Annotated region listings |

^^^^^^^^^^^^^^^^

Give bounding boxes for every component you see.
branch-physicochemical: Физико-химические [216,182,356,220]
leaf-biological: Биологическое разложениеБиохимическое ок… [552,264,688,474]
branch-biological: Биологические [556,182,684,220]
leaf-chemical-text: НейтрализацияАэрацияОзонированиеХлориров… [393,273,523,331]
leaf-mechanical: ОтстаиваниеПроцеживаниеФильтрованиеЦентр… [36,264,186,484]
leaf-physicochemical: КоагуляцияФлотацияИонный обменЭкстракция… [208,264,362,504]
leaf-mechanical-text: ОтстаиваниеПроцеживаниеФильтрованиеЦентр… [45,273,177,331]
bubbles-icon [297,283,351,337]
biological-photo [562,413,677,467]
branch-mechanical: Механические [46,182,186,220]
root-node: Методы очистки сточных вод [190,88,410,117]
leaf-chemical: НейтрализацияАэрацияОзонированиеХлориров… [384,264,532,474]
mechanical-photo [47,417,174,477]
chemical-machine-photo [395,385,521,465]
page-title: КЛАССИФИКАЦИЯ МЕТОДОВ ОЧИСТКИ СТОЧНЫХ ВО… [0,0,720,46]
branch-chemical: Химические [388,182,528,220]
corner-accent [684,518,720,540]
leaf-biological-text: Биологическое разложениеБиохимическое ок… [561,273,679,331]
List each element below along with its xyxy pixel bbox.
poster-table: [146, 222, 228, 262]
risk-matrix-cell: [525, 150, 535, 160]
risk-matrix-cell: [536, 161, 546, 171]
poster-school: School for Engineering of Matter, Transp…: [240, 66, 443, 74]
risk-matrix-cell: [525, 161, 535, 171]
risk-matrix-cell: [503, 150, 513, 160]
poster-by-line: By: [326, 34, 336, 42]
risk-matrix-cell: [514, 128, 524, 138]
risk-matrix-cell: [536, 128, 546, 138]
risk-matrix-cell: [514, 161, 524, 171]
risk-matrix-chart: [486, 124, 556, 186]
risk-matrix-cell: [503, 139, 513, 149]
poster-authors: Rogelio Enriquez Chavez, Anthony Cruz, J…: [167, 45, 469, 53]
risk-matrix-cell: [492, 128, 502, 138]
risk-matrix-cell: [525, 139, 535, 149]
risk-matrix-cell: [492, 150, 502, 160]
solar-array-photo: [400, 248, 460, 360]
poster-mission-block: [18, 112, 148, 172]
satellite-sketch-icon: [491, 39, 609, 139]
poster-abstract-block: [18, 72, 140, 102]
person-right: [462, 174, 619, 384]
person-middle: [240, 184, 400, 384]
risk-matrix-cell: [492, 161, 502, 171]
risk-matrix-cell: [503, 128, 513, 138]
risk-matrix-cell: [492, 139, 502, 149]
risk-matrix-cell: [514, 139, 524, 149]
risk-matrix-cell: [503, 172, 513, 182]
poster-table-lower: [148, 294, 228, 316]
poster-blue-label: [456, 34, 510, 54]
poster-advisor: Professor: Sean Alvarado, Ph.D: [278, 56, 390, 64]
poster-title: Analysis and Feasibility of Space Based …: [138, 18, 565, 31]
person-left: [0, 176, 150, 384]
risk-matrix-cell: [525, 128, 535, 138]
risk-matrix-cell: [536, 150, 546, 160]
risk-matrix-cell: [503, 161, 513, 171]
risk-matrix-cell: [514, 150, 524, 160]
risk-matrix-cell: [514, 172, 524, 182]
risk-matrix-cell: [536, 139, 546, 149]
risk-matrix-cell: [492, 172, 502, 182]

^^^^^^^^^^^^^^^^

Task instructions |
Rewrite the records from the start through the line containing "branch-mechanical: Механические [46,182,186,220]", inclusive, swapping "bubbles-icon" for "foam-icon" and keeping everything else the same.

Task result |
Give bounding boxes for every component you see.
branch-physicochemical: Физико-химические [216,182,356,220]
leaf-biological: Биологическое разложениеБиохимическое ок… [552,264,688,474]
branch-biological: Биологические [556,182,684,220]
leaf-chemical-text: НейтрализацияАэрацияОзонированиеХлориров… [393,273,523,331]
leaf-mechanical: ОтстаиваниеПроцеживаниеФильтрованиеЦентр… [36,264,186,484]
leaf-physicochemical: КоагуляцияФлотацияИонный обменЭкстракция… [208,264,362,504]
leaf-mechanical-text: ОтстаиваниеПроцеживаниеФильтрованиеЦентр… [45,273,177,331]
foam-icon [297,283,351,337]
biological-photo [562,413,677,467]
branch-mechanical: Механические [46,182,186,220]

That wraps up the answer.